Every line of the material below should be repeated exactly.
▼
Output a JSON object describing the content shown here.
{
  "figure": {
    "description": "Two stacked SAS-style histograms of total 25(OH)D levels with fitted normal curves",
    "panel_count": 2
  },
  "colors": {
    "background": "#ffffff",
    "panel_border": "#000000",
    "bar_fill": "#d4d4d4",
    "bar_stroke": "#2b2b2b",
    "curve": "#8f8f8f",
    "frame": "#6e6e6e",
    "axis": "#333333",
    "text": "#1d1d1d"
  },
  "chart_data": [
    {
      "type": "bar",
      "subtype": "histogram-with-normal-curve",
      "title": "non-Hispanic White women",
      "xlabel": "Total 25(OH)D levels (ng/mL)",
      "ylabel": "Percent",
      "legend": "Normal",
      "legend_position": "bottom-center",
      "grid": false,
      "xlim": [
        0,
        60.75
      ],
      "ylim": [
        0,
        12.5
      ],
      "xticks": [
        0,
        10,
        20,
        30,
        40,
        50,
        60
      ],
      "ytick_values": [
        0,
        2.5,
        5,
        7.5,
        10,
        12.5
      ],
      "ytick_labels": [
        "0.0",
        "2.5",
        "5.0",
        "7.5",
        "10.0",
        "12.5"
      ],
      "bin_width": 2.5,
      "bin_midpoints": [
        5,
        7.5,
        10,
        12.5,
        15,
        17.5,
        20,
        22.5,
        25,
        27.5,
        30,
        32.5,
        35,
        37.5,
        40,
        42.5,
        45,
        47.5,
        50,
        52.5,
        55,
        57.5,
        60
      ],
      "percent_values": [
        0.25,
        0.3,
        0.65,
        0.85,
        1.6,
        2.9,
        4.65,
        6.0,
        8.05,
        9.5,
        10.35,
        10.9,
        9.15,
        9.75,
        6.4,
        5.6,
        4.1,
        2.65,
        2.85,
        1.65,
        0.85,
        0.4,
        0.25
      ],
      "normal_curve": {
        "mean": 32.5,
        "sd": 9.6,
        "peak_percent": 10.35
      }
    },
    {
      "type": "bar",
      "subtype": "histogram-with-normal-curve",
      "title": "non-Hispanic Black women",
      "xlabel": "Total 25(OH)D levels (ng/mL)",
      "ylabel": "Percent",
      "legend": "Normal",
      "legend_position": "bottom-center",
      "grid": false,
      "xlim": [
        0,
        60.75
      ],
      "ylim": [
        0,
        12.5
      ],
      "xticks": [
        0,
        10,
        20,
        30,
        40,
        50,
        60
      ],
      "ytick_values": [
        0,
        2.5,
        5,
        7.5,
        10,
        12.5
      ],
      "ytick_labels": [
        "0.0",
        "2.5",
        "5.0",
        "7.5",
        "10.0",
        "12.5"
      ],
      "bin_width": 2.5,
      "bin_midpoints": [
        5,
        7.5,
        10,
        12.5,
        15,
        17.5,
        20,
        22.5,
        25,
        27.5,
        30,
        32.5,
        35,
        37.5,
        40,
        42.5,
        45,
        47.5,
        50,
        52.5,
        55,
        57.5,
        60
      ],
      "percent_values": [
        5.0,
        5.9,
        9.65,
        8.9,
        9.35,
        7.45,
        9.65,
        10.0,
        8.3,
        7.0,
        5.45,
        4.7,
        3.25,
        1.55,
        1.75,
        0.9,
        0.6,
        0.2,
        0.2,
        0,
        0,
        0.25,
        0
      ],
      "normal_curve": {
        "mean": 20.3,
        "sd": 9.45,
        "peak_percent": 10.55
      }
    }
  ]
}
▲
FULL ANSWER -
Output a JSON object describing the content shown here.
{
  "figure": {
    "description": "Two stacked SAS-style histograms of total 25(OH)D levels with fitted normal curves",
    "panel_count": 2
  },
  "colors": {
    "background": "#ffffff",
    "panel_border": "#000000",
    "bar_fill": "#d4d4d4",
    "bar_stroke": "#2b2b2b",
    "curve": "#8f8f8f",
    "frame": "#6e6e6e",
    "axis": "#333333",
    "text": "#1d1d1d"
  },
  "chart_data": [
    {
      "type": "bar",
      "subtype": "histogram-with-normal-curve",
      "title": "non-Hispanic White women",
      "xlabel": "Total 25(OH)D levels (ng/mL)",
      "ylabel": "Percent",
      "legend": "Normal",
      "legend_position": "bottom-center",
      "grid": false,
      "xlim": [
        0,
        60.75
      ],
      "ylim": [
        0,
        12.5
      ],
      "xticks": [
        0,
        10,
        20,
        30,
        40,
        50,
        60
      ],
      "ytick_values": [
        0,
        2.5,
        5,
        7.5,
        10,
        12.5
      ],
      "ytick_labels": [
        "0.0",
        "2.5",
        "5.0",
        "7.5",
        "10.0",
        "12.5"
      ],
      "bin_width": 2.5,
      "bin_midpoints": [
        5,
        7.5,
        10,
        12.5,
        15,
        17.5,
        20,
        22.5,
        25,
        27.5,
        30,
        32.5,
        35,
        37.5,
        40,
        42.5,
        45,
        47.5,
        50,
        52.5,
        55,
        57.5,
        60
      ],
      "percent_values": [
        0.25,
        0.3,
        0.65,
        0.85,
        1.6,
        2.9,
        4.65,
        6.0,
        8.05,
        9.5,
        10.35,
        10.9,
        9.15,
        9.75,
        6.4,
        5.6,
        4.1,
        2.65,
        2.85,
        1.65,
        0.85,
        0.4,
        0.25
      ],
      "normal_curve": {
        "mean": 32.5,
        "sd": 9.6,
        "peak_percent": 10.35
      }
    },
    {
      "type": "bar",
      "subtype": "histogram-with-normal-curve",
      "title": "non-Hispanic Black women",
      "xlabel": "Total 25(OH)D levels (ng/mL)",
      "ylabel": "Percent",
      "legend": "Normal",
      "legend_position": "bottom-center",
      "grid": false,
      "xlim": [
        0,
        60.75
      ],
      "ylim": [
        0,
        12.5
      ],
      "xticks": [
        0,
        10,
        20,
        30,
        40,
        50,
        60
      ],
      "ytick_values": [
        0,
        2.5,
        5,
        7.5,
        10,
        12.5
      ],
      "ytick_labels": [
        "0.0",
        "2.5",
        "5.0",
        "7.5",
        "10.0",
        "12.5"
      ],
      "bin_width": 2.5,
      "bin_midpoints": [
        5,
        7.5,
        10,
        12.5,
        15,
        17.5,
        20,
        22.5,
        25,
        27.5,
        30,
        32.5,
        35,
        37.5,
        40,
        42.5,
        45,
        47.5,
        50,
        52.5,
        55,
        57.5,
        60
      ],
      "percent_values": [
        5.0,
        5.9,
        9.65,
        8.9,
        9.35,
        7.45,
        9.65,
        10.0,
        8.3,
        7.0,
        5.45,
        4.7,
        3.25,
        1.55,
        1.75,
        0.9,
        0.6,
        0.2,
        0.2,
        0,
        0,
        0.25,
        0
      ],
      "normal_curve": {
        "mean": 20.3,
        "sd": 9.45,
        "peak_percent": 10.55
      }
    }
  ]
}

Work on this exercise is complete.